* Task brief
Return the listing that follows exactly, with no pictures included.

* Input records
════════════════════

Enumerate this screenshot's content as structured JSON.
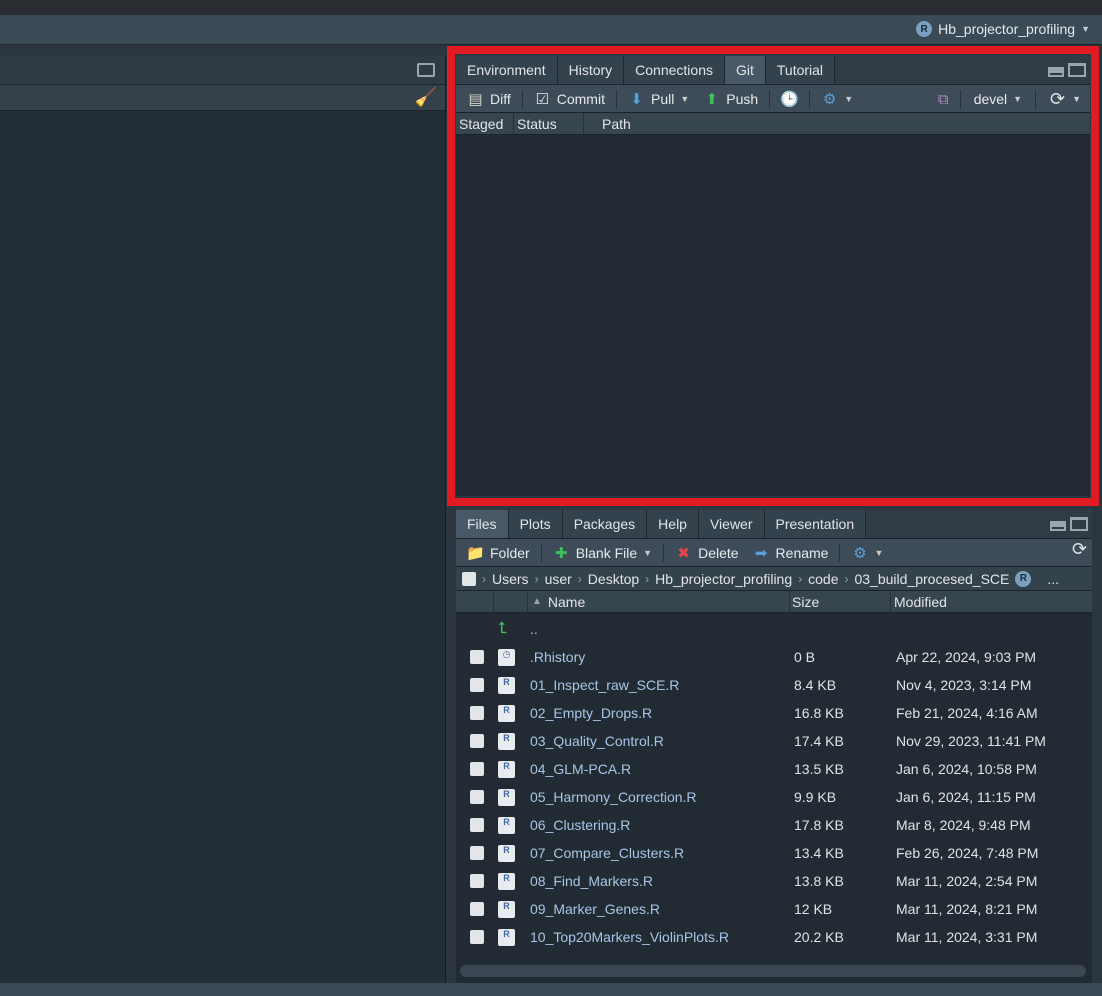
{
  "project": {
    "name": "Hb_projector_profiling"
  },
  "git_pane": {
    "tabs": [
      {
        "label": "Environment",
        "active": false
      },
      {
        "label": "History",
        "active": false
      },
      {
        "label": "Connections",
        "active": false
      },
      {
        "label": "Git",
        "active": true
      },
      {
        "label": "Tutorial",
        "active": false
      }
    ],
    "toolbar": {
      "diff": "Diff",
      "commit": "Commit",
      "pull": "Pull",
      "push": "Push",
      "branch": "devel"
    },
    "columns": {
      "staged": "Staged",
      "status": "Status",
      "path": "Path"
    }
  },
  "files_pane": {
    "tabs": [
      {
        "label": "Files",
        "active": true
      },
      {
        "label": "Plots",
        "active": false
      },
      {
        "label": "Packages",
        "active": false
      },
      {
        "label": "Help",
        "active": false
      },
      {
        "label": "Viewer",
        "active": false
      },
      {
        "label": "Presentation",
        "active": false
      }
    ],
    "toolbar": {
      "folder": "Folder",
      "blank_file": "Blank File",
      "delete": "Delete",
      "rename": "Rename"
    },
    "breadcrumb": [
      "Users",
      "user",
      "Desktop",
      "Hb_projector_profiling",
      "code",
      "03_build_procesed_SCE"
    ],
    "breadcrumb_more": "...",
    "columns": {
      "name": "Name",
      "size": "Size",
      "modified": "Modified"
    },
    "parent_dir": "..",
    "files": [
      {
        "name": ".Rhistory",
        "size": "0 B",
        "modified": "Apr 22, 2024, 9:03 PM",
        "type": "history"
      },
      {
        "name": "01_Inspect_raw_SCE.R",
        "size": "8.4 KB",
        "modified": "Nov 4, 2023, 3:14 PM",
        "type": "r"
      },
      {
        "name": "02_Empty_Drops.R",
        "size": "16.8 KB",
        "modified": "Feb 21, 2024, 4:16 AM",
        "type": "r"
      },
      {
        "name": "03_Quality_Control.R",
        "size": "17.4 KB",
        "modified": "Nov 29, 2023, 11:41 PM",
        "type": "r"
      },
      {
        "name": "04_GLM-PCA.R",
        "size": "13.5 KB",
        "modified": "Jan 6, 2024, 10:58 PM",
        "type": "r"
      },
      {
        "name": "05_Harmony_Correction.R",
        "size": "9.9 KB",
        "modified": "Jan 6, 2024, 11:15 PM",
        "type": "r"
      },
      {
        "name": "06_Clustering.R",
        "size": "17.8 KB",
        "modified": "Mar 8, 2024, 9:48 PM",
        "type": "r"
      },
      {
        "name": "07_Compare_Clusters.R",
        "size": "13.4 KB",
        "modified": "Feb 26, 2024, 7:48 PM",
        "type": "r"
      },
      {
        "name": "08_Find_Markers.R",
        "size": "13.8 KB",
        "modified": "Mar 11, 2024, 2:54 PM",
        "type": "r"
      },
      {
        "name": "09_Marker_Genes.R",
        "size": "12 KB",
        "modified": "Mar 11, 2024, 8:21 PM",
        "type": "r"
      },
      {
        "name": "10_Top20Markers_ViolinPlots.R",
        "size": "20.2 KB",
        "modified": "Mar 11, 2024, 3:31 PM",
        "type": "r"
      }
    ]
  }
}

════════════════════

* The answer
Enumerate this screenshot's content as structured JSON.
{
  "project": {
    "name": "Hb_projector_profiling"
  },
  "git_pane": {
    "tabs": [
      {
        "label": "Environment",
        "active": false
      },
      {
        "label": "History",
        "active": false
      },
      {
        "label": "Connections",
        "active": false
      },
      {
        "label": "Git",
        "active": true
      },
      {
        "label": "Tutorial",
        "active": false
      }
    ],
    "toolbar": {
      "diff": "Diff",
      "commit": "Commit",
      "pull": "Pull",
      "push": "Push",
      "branch": "devel"
    },
    "columns": {
      "staged": "Staged",
      "status": "Status",
      "path": "Path"
    }
  },
  "files_pane": {
    "tabs": [
      {
        "label": "Files",
        "active": true
      },
      {
        "label": "Plots",
        "active": false
      },
      {
        "label": "Packages",
        "active": false
      },
      {
        "label": "Help",
        "active": false
      },
      {
        "label": "Viewer",
        "active": false
      },
      {
        "label": "Presentation",
        "active": false
      }
    ],
    "toolbar": {
      "folder": "Folder",
      "blank_file": "Blank File",
      "delete": "Delete",
      "rename": "Rename"
    },
    "breadcrumb": [
      "Users",
      "user",
      "Desktop",
      "Hb_projector_profiling",
      "code",
      "03_build_procesed_SCE"
    ],
    "breadcrumb_more": "...",
    "columns": {
      "name": "Name",
      "size": "Size",
      "modified": "Modified"
    },
    "parent_dir": "..",
    "files": [
      {
        "name": ".Rhistory",
        "size": "0 B",
        "modified": "Apr 22, 2024, 9:03 PM",
        "type": "history"
      },
      {
        "name": "01_Inspect_raw_SCE.R",
        "size": "8.4 KB",
        "modified": "Nov 4, 2023, 3:14 PM",
        "type": "r"
      },
      {
        "name": "02_Empty_Drops.R",
        "size": "16.8 KB",
        "modified": "Feb 21, 2024, 4:16 AM",
        "type": "r"
      },
      {
        "name": "03_Quality_Control.R",
        "size": "17.4 KB",
        "modified": "Nov 29, 2023, 11:41 PM",
        "type": "r"
      },
      {
        "name": "04_GLM-PCA.R",
        "size": "13.5 KB",
        "modified": "Jan 6, 2024, 10:58 PM",
        "type": "r"
      },
      {
        "name": "05_Harmony_Correction.R",
        "size": "9.9 KB",
        "modified": "Jan 6, 2024, 11:15 PM",
        "type": "r"
      },
      {
        "name": "06_Clustering.R",
        "size": "17.8 KB",
        "modified": "Mar 8, 2024, 9:48 PM",
        "type": "r"
      },
      {
        "name": "07_Compare_Clusters.R",
        "size": "13.4 KB",
        "modified": "Feb 26, 2024, 7:48 PM",
        "type": "r"
      },
      {
        "name": "08_Find_Markers.R",
        "size": "13.8 KB",
        "modified": "Mar 11, 2024, 2:54 PM",
        "type": "r"
      },
      {
        "name": "09_Marker_Genes.R",
        "size": "12 KB",
        "modified": "Mar 11, 2024, 8:21 PM",
        "type": "r"
      },
      {
        "name": "10_Top20Markers_ViolinPlots.R",
        "size": "20.2 KB",
        "modified": "Mar 11, 2024, 3:31 PM",
        "type": "r"
      }
    ]
  }
}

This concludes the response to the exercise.